▸ **Exercise task**
Copy out the listing below line for line, leaving every character unchanged.

▸ **Records provided**
(begin)
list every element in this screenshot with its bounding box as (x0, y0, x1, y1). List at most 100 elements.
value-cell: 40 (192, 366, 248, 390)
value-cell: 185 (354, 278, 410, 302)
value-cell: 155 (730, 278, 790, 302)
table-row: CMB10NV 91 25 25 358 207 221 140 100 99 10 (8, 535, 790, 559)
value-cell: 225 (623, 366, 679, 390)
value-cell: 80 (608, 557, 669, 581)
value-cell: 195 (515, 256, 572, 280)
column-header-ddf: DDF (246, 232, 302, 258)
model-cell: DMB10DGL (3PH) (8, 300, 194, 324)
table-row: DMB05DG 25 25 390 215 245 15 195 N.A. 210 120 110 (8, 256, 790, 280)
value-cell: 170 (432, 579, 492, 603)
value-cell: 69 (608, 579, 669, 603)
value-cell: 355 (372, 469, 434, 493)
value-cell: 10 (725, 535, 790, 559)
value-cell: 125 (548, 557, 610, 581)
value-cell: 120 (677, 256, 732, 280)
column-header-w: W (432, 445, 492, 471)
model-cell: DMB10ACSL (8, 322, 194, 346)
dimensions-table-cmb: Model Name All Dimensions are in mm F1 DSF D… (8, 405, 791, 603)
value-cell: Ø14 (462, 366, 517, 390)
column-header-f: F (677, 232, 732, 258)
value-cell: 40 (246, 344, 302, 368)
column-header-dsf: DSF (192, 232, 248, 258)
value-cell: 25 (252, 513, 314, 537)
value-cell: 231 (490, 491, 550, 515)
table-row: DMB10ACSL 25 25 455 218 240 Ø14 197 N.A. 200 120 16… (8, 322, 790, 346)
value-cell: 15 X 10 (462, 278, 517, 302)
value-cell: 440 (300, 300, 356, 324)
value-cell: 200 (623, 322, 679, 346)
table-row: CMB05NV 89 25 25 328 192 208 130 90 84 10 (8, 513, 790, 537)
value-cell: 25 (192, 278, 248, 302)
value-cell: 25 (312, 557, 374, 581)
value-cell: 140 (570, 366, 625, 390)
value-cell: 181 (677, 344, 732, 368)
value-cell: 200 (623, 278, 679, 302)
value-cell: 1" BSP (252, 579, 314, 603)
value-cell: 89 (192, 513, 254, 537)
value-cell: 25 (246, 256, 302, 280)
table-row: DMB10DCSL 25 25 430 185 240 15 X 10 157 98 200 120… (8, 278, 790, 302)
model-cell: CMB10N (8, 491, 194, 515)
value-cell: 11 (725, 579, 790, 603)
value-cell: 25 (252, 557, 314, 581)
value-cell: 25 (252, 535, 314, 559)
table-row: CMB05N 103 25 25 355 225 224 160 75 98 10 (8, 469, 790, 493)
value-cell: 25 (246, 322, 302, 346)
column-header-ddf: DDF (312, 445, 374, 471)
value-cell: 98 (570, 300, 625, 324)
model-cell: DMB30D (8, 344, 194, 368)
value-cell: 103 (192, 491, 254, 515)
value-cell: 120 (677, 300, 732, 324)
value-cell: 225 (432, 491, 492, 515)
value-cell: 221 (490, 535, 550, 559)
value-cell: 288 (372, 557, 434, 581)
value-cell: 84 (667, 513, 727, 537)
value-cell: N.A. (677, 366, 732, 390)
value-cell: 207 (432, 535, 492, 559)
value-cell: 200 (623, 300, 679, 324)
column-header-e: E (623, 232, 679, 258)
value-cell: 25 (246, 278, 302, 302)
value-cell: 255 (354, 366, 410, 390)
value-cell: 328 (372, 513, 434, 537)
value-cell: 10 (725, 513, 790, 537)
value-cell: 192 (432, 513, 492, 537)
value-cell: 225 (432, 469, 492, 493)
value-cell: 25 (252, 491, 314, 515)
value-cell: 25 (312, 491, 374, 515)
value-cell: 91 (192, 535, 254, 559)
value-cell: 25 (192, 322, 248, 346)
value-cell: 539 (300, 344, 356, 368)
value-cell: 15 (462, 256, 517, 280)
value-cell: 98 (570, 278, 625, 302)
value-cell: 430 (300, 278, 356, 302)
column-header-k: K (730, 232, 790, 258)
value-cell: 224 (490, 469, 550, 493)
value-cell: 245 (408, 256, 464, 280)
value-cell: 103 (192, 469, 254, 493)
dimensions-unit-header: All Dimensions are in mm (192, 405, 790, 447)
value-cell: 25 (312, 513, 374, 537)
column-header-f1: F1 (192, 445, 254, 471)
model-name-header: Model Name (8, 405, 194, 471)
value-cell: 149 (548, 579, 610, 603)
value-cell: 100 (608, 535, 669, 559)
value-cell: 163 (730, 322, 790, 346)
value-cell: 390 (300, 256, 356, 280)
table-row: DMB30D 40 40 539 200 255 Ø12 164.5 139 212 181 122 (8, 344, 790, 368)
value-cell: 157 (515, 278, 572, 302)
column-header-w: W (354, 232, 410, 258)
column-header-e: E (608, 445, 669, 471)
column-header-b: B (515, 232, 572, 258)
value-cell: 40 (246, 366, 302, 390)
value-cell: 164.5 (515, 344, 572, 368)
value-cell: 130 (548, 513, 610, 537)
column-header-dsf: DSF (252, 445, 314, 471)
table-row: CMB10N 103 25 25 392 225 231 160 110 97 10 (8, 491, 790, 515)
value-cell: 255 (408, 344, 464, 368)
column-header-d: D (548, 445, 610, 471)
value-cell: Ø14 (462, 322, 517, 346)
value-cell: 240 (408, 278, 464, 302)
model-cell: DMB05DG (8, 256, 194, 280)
(end)
▸ **Result below**
list every element in this screenshot with its bounding box as (x0, y0, x1, y1). List at most 100 elements.
value-cell: 40 (192, 366, 248, 390)
value-cell: 185 (354, 278, 410, 302)
value-cell: 155 (730, 278, 790, 302)
table-row: CMB10NV 91 25 25 358 207 221 140 100 99 10 (8, 535, 790, 559)
value-cell: 225 (623, 366, 679, 390)
value-cell: 80 (608, 557, 669, 581)
value-cell: 195 (515, 256, 572, 280)
column-header-ddf: DDF (246, 232, 302, 258)
model-cell: DMB10DGL (3PH) (8, 300, 194, 324)
table-row: DMB05DG 25 25 390 215 245 15 195 N.A. 210 120 110 (8, 256, 790, 280)
value-cell: 170 (432, 579, 492, 603)
value-cell: 69 (608, 579, 669, 603)
value-cell: 355 (372, 469, 434, 493)
value-cell: 10 (725, 535, 790, 559)
value-cell: 125 (548, 557, 610, 581)
value-cell: 120 (677, 256, 732, 280)
column-header-w: W (432, 445, 492, 471)
model-cell: DMB10ACSL (8, 322, 194, 346)
dimensions-table-cmb: Model Name All Dimensions are in mm F1 DSF D… (8, 405, 791, 603)
value-cell: Ø14 (462, 366, 517, 390)
column-header-f: F (677, 232, 732, 258)
value-cell: 40 (246, 344, 302, 368)
column-header-dsf: DSF (192, 232, 248, 258)
value-cell: 25 (252, 513, 314, 537)
value-cell: 231 (490, 491, 550, 515)
table-row: DMB10ACSL 25 25 455 218 240 Ø14 197 N.A. 200 120 16… (8, 322, 790, 346)
value-cell: 15 X 10 (462, 278, 517, 302)
value-cell: 440 (300, 300, 356, 324)
value-cell: 200 (623, 322, 679, 346)
table-row: CMB05NV 89 25 25 328 192 208 130 90 84 10 (8, 513, 790, 537)
value-cell: 25 (192, 278, 248, 302)
value-cell: 25 (312, 557, 374, 581)
value-cell: 140 (570, 366, 625, 390)
value-cell: 181 (677, 344, 732, 368)
value-cell: 200 (623, 278, 679, 302)
value-cell: 1" BSP (252, 579, 314, 603)
value-cell: 89 (192, 513, 254, 537)
value-cell: 25 (246, 256, 302, 280)
table-row: DMB10DCSL 25 25 430 185 240 15 X 10 157 98 200 120… (8, 278, 790, 302)
model-cell: CMB10N (8, 491, 194, 515)
value-cell: 11 (725, 579, 790, 603)
value-cell: 25 (252, 557, 314, 581)
value-cell: 25 (252, 535, 314, 559)
table-row: CMB05N 103 25 25 355 225 224 160 75 98 10 (8, 469, 790, 493)
value-cell: 25 (246, 322, 302, 346)
column-header-ddf: DDF (312, 445, 374, 471)
value-cell: 98 (570, 300, 625, 324)
model-cell: DMB30D (8, 344, 194, 368)
value-cell: 103 (192, 491, 254, 515)
value-cell: 120 (677, 300, 732, 324)
value-cell: 225 (432, 491, 492, 515)
value-cell: 221 (490, 535, 550, 559)
value-cell: 288 (372, 557, 434, 581)
value-cell: 84 (667, 513, 727, 537)
value-cell: N.A. (677, 366, 732, 390)
value-cell: 207 (432, 535, 492, 559)
value-cell: 200 (623, 300, 679, 324)
column-header-e: E (623, 232, 679, 258)
value-cell: 25 (246, 278, 302, 302)
value-cell: 255 (354, 366, 410, 390)
value-cell: 328 (372, 513, 434, 537)
value-cell: 10 (725, 513, 790, 537)
value-cell: 192 (432, 513, 492, 537)
value-cell: 225 (432, 469, 492, 493)
value-cell: 25 (252, 491, 314, 515)
value-cell: 25 (312, 491, 374, 515)
value-cell: 91 (192, 535, 254, 559)
value-cell: 25 (192, 322, 248, 346)
value-cell: 539 (300, 344, 356, 368)
value-cell: 15 (462, 256, 517, 280)
value-cell: 98 (570, 278, 625, 302)
value-cell: 430 (300, 278, 356, 302)
column-header-k: K (730, 232, 790, 258)
value-cell: 224 (490, 469, 550, 493)
value-cell: 245 (408, 256, 464, 280)
value-cell: 103 (192, 469, 254, 493)
dimensions-unit-header: All Dimensions are in mm (192, 405, 790, 447)
value-cell: 25 (312, 513, 374, 537)
column-header-f1: F1 (192, 445, 254, 471)
model-name-header: Model Name (8, 405, 194, 471)
value-cell: 149 (548, 579, 610, 603)
value-cell: 100 (608, 535, 669, 559)
value-cell: 163 (730, 322, 790, 346)
value-cell: 390 (300, 256, 356, 280)
table-row: DMB30D 40 40 539 200 255 Ø12 164.5 139 212 181 122 (8, 344, 790, 368)
value-cell: 157 (515, 278, 572, 302)
column-header-w: W (354, 232, 410, 258)
column-header-e: E (608, 445, 669, 471)
column-header-b: B (515, 232, 572, 258)
value-cell: 40 (246, 366, 302, 390)
value-cell: 164.5 (515, 344, 572, 368)
value-cell: 130 (548, 513, 610, 537)
column-header-dsf: DSF (252, 445, 314, 471)
table-row: CMB10N 103 25 25 392 225 231 160 110 97 10 (8, 491, 790, 515)
value-cell: 255 (408, 344, 464, 368)
column-header-d: D (548, 445, 610, 471)
value-cell: Ø14 (462, 322, 517, 346)
value-cell: 240 (408, 278, 464, 302)
model-cell: DMB05DG (8, 256, 194, 280)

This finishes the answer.